TASK REQUIREMENTS:
Copy out each line in the material below that has the word "Arabia".

DATA FOR THIS TASK:
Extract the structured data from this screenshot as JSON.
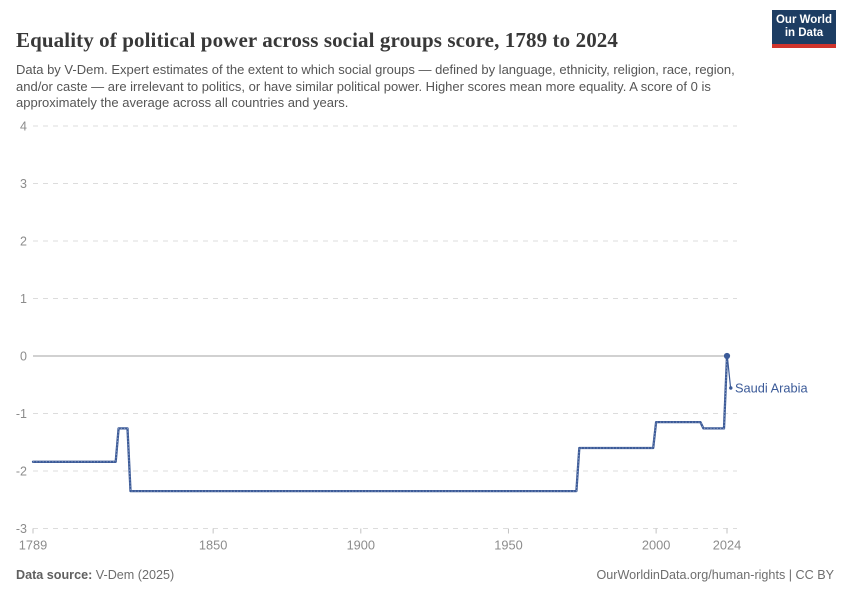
{
  "header": {
    "title": "Equality of political power across social groups score, 1789 to 2024",
    "subtitle": "Data by V-Dem. Expert estimates of the extent to which social groups — defined by language, ethnicity, religion, race, region, and/or caste — are irrelevant to politics, or have similar political power. Higher scores mean more equality. A score of 0 is approximately the average across all countries and years.",
    "logo": {
      "line1": "Our World",
      "line2": "in Data",
      "bg_color": "#1d3d63",
      "accent_color": "#d0342c"
    }
  },
  "chart_data": {
    "type": "line",
    "title": "Equality of political power across social groups score, 1789 to 2024",
    "entity_label": "Saudi Arabia",
    "series": [
      {
        "name": "Saudi Arabia",
        "color": "#3b5a98",
        "points": [
          [
            1789,
            -1.84
          ],
          [
            1817,
            -1.84
          ],
          [
            1818,
            -1.26
          ],
          [
            1821,
            -1.26
          ],
          [
            1822,
            -2.35
          ],
          [
            1973,
            -2.35
          ],
          [
            1974,
            -1.6
          ],
          [
            1999,
            -1.6
          ],
          [
            2000,
            -1.15
          ],
          [
            2015,
            -1.15
          ],
          [
            2016,
            -1.26
          ],
          [
            2023,
            -1.26
          ],
          [
            2024,
            0.0
          ]
        ]
      }
    ],
    "xlim": [
      1789,
      2024
    ],
    "ylim": [
      -3,
      4
    ],
    "x_ticks": [
      1789,
      1850,
      1900,
      1950,
      2000,
      2024
    ],
    "y_ticks": [
      4,
      3,
      2,
      1,
      0,
      -1,
      -2,
      -3
    ],
    "grid": "horizontal-dashed",
    "zero_line": true,
    "legend_position": "end-of-line-label",
    "grid_color": "#dcdcdc",
    "zero_line_color": "#a3a3a3",
    "axis_label_color": "#8c8c8c",
    "tick_color": "#c2c2c2"
  },
  "footer": {
    "datasource_label": "Data source:",
    "datasource_value": "V-Dem (2025)",
    "license_text": "OurWorldinData.org/human-rights | CC BY"
  }
}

SOLVED PROBLEM:
    "entity_label": "Saudi Arabia",
        "name": "Saudi Arabia",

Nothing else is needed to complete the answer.